ITEMS:

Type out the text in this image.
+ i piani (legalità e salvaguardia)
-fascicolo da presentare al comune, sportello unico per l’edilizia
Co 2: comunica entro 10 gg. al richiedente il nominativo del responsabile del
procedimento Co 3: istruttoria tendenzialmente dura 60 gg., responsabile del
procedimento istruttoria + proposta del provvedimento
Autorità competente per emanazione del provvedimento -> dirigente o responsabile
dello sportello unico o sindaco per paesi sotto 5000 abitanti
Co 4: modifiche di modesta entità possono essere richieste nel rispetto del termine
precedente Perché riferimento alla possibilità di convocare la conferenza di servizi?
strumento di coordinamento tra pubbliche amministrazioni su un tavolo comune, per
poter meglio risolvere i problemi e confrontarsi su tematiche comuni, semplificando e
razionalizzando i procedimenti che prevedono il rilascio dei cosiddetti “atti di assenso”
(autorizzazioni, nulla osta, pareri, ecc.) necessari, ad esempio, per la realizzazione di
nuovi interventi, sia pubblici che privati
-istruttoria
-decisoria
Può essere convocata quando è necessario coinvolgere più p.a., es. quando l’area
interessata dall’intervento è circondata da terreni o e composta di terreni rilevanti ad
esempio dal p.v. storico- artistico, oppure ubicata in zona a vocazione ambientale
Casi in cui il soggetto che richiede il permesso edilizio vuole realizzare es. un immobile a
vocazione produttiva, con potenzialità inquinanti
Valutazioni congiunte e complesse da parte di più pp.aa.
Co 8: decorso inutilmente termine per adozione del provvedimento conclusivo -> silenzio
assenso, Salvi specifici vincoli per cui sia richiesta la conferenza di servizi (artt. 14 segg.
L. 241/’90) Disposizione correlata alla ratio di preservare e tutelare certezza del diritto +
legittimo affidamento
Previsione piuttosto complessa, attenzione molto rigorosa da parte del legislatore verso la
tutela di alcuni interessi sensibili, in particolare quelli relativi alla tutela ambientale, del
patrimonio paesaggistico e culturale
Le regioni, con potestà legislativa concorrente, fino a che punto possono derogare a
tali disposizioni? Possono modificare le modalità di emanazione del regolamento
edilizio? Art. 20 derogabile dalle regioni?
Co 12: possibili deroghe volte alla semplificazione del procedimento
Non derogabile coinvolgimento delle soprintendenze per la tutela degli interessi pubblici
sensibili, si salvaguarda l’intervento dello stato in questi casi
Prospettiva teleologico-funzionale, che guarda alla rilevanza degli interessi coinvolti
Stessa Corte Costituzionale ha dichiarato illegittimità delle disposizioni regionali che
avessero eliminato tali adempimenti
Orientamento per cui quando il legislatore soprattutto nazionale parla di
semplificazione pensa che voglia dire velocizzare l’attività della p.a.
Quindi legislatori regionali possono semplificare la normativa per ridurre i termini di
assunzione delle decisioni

WRITTEN EXERCISE:
Set every line of the listing down word for word.

ANSWER:
Type out the text in this image.
+ i piani (legalità e salvaguardia)
-fascicolo da presentare al comune, sportello unico per l’edilizia
Co 2: comunica entro 10 gg. al richiedente il nominativo del responsabile del
procedimento Co 3: istruttoria tendenzialmente dura 60 gg., responsabile del
procedimento istruttoria + proposta del provvedimento
Autorità competente per emanazione del provvedimento -> dirigente o responsabile
dello sportello unico o sindaco per paesi sotto 5000 abitanti
Co 4: modifiche di modesta entità possono essere richieste nel rispetto del termine
precedente Perché riferimento alla possibilità di convocare la conferenza di servizi?
strumento di coordinamento tra pubbliche amministrazioni su un tavolo comune, per
poter meglio risolvere i problemi e confrontarsi su tematiche comuni, semplificando e
razionalizzando i procedimenti che prevedono il rilascio dei cosiddetti “atti di assenso”
(autorizzazioni, nulla osta, pareri, ecc.) necessari, ad esempio, per la realizzazione di
nuovi interventi, sia pubblici che privati
-istruttoria
-decisoria
Può essere convocata quando è necessario coinvolgere più p.a., es. quando l’area
interessata dall’intervento è circondata da terreni o e composta di terreni rilevanti ad
esempio dal p.v. storico- artistico, oppure ubicata in zona a vocazione ambientale
Casi in cui il soggetto che richiede il permesso edilizio vuole realizzare es. un immobile a
vocazione produttiva, con potenzialità inquinanti
Valutazioni congiunte e complesse da parte di più pp.aa.
Co 8: decorso inutilmente termine per adozione del provvedimento conclusivo -> silenzio
assenso, Salvi specifici vincoli per cui sia richiesta la conferenza di servizi (artt. 14 segg.
L. 241/’90) Disposizione correlata alla ratio di preservare e tutelare certezza del diritto +
legittimo affidamento
Previsione piuttosto complessa, attenzione molto rigorosa da parte del legislatore verso la
tutela di alcuni interessi sensibili, in particolare quelli relativi alla tutela ambientale, del
patrimonio paesaggistico e culturale
Le regioni, con potestà legislativa concorrente, fino a che punto possono derogare a
tali disposizioni? Possono modificare le modalità di emanazione del regolamento
edilizio? Art. 20 derogabile dalle regioni?
Co 12: possibili deroghe volte alla semplificazione del procedimento
Non derogabile coinvolgimento delle soprintendenze per la tutela degli interessi pubblici
sensibili, si salvaguarda l’intervento dello stato in questi casi
Prospettiva teleologico-funzionale, che guarda alla rilevanza degli interessi coinvolti
Stessa Corte Costituzionale ha dichiarato illegittimità delle disposizioni regionali che
avessero eliminato tali adempimenti
Orientamento per cui quando il legislatore soprattutto nazionale parla di
semplificazione pensa che voglia dire velocizzare l’attività della p.a.
Quindi legislatori regionali possono semplificare la normativa per ridurre i termini di
assunzione delle decisioni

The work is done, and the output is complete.